> _WHAT YOU NEED TO DO_:
Return the lines below that carry the word "Optimum".

Figure record listings:

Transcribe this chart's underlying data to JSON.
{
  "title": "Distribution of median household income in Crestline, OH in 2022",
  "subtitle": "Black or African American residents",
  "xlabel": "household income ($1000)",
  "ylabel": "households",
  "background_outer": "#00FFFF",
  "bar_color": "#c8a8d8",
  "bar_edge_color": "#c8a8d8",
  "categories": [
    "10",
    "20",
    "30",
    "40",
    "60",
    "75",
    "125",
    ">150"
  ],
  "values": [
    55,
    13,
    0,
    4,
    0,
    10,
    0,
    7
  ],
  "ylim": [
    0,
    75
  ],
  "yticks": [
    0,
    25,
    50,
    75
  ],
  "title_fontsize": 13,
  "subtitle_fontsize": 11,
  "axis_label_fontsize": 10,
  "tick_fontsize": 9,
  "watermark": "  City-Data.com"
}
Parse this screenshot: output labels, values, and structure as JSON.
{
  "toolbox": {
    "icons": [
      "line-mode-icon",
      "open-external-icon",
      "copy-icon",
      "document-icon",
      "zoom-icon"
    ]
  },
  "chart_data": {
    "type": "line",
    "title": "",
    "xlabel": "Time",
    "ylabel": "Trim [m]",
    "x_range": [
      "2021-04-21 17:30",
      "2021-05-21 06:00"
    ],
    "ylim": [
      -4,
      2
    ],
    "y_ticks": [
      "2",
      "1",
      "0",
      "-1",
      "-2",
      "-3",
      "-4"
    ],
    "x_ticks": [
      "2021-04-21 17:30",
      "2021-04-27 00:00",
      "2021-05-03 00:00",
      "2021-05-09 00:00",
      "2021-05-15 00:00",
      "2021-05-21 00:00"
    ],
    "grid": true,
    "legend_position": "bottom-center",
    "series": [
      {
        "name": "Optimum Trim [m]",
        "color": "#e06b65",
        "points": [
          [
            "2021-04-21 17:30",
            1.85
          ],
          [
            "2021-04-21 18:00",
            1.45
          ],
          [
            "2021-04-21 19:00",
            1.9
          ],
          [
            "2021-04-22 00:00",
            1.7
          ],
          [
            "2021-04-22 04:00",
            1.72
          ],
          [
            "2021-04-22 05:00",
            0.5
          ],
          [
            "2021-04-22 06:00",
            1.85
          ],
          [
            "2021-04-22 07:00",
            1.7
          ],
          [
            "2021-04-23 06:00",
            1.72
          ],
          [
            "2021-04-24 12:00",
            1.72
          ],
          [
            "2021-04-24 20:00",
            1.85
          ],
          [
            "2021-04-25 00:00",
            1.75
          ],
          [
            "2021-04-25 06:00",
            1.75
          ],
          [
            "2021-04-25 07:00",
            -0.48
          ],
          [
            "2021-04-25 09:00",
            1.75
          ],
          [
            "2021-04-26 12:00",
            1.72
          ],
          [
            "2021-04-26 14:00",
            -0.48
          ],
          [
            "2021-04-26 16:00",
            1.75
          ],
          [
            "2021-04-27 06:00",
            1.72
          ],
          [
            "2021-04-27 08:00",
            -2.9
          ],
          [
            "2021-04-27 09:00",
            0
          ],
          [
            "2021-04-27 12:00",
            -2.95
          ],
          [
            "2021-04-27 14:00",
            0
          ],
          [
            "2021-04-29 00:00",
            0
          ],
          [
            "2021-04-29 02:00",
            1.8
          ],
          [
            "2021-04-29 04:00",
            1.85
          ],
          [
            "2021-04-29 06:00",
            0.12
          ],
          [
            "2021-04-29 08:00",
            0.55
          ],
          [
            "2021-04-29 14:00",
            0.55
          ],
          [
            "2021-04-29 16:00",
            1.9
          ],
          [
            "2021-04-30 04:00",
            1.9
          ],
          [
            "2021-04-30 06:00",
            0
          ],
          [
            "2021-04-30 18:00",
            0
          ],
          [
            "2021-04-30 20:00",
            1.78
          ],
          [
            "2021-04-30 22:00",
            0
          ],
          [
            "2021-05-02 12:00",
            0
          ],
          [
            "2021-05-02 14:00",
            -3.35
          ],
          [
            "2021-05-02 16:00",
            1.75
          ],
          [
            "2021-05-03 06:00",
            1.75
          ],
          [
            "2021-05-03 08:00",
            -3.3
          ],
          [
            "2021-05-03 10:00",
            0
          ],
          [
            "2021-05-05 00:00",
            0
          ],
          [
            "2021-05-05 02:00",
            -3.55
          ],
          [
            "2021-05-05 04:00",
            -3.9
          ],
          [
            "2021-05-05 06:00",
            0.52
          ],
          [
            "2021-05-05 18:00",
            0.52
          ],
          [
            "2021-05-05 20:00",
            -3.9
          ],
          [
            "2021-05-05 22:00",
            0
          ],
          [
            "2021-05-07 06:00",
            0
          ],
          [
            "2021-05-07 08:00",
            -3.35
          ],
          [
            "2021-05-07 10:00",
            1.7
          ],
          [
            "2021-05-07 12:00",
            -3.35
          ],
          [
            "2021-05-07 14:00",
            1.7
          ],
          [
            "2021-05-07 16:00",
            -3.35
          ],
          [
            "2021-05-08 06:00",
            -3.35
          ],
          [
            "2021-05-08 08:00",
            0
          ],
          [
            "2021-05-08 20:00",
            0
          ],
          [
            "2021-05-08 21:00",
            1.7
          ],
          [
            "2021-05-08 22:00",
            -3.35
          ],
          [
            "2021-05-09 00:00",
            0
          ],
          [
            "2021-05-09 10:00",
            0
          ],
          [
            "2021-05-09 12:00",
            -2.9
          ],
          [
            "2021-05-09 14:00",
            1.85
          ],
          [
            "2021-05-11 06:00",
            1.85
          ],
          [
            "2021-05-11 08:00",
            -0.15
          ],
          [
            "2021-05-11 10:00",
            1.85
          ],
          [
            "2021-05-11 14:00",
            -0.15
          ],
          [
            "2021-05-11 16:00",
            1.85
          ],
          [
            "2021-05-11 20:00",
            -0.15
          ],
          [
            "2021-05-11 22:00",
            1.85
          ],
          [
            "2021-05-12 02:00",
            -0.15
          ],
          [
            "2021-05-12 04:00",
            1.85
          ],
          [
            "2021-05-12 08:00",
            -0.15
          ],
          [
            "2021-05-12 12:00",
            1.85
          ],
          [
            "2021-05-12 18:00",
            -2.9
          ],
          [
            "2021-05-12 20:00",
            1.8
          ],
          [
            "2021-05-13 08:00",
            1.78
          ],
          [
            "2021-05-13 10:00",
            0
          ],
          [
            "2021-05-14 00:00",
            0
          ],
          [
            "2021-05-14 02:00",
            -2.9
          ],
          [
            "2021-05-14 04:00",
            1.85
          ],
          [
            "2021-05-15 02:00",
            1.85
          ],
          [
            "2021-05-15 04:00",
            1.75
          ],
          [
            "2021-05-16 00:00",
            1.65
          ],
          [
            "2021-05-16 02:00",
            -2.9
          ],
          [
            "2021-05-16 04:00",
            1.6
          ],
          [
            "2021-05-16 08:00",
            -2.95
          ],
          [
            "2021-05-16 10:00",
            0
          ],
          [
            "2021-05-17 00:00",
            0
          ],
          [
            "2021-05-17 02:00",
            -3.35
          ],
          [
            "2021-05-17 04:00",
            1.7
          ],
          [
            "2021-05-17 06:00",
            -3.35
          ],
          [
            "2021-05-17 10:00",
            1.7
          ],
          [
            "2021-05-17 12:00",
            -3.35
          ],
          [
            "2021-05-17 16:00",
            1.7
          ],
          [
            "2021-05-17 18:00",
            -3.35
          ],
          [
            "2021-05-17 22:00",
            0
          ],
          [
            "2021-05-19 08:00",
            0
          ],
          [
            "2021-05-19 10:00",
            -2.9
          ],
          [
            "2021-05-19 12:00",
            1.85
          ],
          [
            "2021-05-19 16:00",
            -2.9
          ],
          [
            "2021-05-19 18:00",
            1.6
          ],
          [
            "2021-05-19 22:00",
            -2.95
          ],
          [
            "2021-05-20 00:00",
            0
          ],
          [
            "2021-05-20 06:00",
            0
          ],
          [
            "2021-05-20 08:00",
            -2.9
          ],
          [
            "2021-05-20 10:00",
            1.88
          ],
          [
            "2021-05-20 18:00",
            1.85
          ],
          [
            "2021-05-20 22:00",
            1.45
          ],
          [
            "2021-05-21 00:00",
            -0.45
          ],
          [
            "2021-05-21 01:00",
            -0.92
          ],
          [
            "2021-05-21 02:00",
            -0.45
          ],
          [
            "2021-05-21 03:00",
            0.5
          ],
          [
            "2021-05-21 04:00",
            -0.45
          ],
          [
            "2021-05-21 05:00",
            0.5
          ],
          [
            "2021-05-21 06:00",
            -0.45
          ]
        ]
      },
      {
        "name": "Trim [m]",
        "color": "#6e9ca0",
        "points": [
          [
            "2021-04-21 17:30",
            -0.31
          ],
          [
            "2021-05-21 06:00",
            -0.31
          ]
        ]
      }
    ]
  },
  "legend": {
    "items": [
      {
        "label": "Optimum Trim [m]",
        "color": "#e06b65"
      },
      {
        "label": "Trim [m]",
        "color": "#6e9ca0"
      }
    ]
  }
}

> _THE OUTPUT_:
        "name": "Optimum Trim [m]",
        "label": "Optimum Trim [m]",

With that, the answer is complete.